#### Texto apresentado
Críticas


VIDAS AO VENTO

De: HAYAO MIYAZAKI
21.02.2014
Por Carlos Alberto Mattos
Um filme complexo e discutível, atraente e um tanto repulsivo

Há motivos de sobra para nos deslumbrarmos com a animação Vidas ao Vento. A sutil combinação de desenho tradicional com finalização digital, o detalhismo naturalista das paisagens urbanas, a sugestão perfeita dos movimentos, a palheta de cores, tudo comprova a excelência dos trabalhos de Hayao Miyazaki e do seu estúdio Ghibli. Mas há razões também para acharmos esse filme distante dos melhores do veterano diretor.
########
### Tarefa
Transcreva da crítica tudo o que vai de "Há motivos de" até "do veterano diretor.", alterando "paisagens urbanas" para "cenas urbanas".
#### Dados registrados
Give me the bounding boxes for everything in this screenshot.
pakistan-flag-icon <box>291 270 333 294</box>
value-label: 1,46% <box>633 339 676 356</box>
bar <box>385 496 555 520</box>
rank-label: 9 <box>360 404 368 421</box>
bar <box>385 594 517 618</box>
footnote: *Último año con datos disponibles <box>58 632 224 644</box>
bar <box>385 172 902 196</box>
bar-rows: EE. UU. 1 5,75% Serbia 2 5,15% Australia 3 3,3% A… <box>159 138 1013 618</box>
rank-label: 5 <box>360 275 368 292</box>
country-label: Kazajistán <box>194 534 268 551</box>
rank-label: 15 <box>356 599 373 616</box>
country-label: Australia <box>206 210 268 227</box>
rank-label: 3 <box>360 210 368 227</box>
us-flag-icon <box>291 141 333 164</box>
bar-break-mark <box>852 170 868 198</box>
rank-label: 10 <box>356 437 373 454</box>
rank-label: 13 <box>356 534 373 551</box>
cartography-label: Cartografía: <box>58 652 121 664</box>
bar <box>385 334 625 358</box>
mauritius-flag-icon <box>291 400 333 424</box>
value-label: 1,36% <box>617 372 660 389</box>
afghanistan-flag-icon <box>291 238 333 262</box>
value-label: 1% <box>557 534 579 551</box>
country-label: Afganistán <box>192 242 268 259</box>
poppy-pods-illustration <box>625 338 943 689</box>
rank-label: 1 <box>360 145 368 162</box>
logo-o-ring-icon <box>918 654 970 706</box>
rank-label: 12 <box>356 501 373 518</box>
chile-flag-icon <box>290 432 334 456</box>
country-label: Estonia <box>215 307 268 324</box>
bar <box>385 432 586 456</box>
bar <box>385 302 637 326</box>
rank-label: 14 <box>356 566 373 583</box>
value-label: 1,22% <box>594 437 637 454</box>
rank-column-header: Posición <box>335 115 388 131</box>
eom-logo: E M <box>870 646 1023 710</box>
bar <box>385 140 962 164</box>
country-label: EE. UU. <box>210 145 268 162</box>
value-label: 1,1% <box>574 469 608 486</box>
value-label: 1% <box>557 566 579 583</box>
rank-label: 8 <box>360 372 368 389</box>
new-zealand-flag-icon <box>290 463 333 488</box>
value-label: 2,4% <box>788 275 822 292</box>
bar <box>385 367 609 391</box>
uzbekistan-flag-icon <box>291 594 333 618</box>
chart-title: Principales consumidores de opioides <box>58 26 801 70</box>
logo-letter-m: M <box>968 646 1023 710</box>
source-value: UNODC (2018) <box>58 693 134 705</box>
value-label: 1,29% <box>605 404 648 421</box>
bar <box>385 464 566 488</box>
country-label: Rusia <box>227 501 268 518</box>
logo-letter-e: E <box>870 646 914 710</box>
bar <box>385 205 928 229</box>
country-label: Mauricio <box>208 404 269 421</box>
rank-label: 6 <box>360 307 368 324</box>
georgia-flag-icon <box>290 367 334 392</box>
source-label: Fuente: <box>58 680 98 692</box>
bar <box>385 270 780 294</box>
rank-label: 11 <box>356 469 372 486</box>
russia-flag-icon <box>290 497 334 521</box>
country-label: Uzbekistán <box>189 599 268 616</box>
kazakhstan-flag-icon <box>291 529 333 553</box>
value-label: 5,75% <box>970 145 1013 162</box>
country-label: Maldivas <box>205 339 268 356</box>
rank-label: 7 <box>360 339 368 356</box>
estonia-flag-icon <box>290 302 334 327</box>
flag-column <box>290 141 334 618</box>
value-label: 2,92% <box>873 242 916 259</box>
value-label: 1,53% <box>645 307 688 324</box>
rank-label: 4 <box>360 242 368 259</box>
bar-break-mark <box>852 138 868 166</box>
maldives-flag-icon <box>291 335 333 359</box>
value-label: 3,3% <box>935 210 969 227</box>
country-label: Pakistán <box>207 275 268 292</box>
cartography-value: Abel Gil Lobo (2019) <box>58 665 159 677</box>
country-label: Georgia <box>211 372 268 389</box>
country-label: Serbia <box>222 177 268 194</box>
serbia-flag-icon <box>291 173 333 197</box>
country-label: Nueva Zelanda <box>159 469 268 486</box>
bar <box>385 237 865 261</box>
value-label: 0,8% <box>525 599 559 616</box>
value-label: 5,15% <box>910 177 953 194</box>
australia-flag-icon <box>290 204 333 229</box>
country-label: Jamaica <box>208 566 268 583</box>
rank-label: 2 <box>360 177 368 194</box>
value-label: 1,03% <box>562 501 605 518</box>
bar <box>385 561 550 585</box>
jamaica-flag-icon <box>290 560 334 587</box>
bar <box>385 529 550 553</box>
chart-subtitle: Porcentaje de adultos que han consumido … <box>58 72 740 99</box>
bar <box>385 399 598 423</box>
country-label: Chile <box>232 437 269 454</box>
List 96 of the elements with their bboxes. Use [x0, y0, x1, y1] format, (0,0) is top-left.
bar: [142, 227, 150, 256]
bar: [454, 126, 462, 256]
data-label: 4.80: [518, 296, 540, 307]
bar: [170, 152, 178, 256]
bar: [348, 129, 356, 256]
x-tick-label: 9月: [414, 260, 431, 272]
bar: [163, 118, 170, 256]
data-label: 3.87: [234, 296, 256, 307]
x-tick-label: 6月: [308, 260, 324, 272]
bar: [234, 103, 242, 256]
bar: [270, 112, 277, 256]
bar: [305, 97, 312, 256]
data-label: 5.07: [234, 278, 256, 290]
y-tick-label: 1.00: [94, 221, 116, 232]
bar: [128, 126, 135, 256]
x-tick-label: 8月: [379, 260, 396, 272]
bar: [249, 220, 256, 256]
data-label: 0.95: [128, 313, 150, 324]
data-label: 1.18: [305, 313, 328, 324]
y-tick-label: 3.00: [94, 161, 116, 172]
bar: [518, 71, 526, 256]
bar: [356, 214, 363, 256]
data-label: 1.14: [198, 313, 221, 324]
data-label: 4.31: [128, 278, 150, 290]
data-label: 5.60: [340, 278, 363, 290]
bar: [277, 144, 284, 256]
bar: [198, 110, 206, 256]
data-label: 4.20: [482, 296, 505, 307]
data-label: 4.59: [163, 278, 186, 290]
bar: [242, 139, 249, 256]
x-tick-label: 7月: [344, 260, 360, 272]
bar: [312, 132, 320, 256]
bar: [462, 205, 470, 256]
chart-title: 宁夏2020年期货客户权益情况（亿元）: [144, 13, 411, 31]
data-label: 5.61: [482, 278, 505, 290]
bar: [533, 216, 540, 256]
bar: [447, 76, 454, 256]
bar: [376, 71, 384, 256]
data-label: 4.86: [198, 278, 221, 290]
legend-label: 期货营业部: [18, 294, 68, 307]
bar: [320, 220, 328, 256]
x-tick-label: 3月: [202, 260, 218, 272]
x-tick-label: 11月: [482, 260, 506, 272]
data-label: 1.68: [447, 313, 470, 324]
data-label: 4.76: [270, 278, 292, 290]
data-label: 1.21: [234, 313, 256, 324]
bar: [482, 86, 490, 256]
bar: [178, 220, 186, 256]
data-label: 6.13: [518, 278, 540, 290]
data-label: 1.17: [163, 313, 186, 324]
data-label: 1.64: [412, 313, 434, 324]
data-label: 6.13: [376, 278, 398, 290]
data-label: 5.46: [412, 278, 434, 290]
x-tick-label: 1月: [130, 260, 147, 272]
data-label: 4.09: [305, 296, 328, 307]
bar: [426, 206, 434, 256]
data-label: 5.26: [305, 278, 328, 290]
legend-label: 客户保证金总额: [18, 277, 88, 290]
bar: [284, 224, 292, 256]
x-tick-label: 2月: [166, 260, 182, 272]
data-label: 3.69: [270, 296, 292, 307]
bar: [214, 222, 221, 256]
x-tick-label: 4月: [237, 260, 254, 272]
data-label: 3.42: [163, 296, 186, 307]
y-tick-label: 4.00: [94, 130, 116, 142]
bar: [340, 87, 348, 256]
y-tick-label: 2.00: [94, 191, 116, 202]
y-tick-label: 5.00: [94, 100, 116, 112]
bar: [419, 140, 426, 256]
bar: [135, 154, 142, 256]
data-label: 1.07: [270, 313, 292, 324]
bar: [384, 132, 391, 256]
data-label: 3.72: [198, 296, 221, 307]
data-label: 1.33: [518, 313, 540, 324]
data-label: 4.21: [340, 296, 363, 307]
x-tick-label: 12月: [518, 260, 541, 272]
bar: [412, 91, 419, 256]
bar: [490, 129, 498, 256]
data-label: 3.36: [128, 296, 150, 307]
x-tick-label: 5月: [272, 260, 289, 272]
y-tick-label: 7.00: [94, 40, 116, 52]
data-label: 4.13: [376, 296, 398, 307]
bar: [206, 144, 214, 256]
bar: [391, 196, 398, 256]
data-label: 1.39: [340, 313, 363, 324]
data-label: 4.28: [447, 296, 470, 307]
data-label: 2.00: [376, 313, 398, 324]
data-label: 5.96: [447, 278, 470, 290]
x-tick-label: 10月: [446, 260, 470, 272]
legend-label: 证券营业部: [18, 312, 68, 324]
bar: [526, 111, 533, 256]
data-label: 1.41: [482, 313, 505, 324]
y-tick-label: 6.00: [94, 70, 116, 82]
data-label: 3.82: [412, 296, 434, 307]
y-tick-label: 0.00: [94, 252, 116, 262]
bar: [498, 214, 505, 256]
########
### Resultado da tarefa
Há motivos de sobra para nos deslumbrarmos com a animação Vidas ao Vento. A sutil combinação de desenho tradicional com finalização digital, o detalhismo naturalista das cenas urbanas, a sugestão perfeita dos movimentos, a palheta de cores, tudo comprova a excelência dos trabalhos de Hayao Miyazaki e do seu estúdio Ghibli. Mas há razões também para acharmos esse filme distante dos melhores do veterano diretor.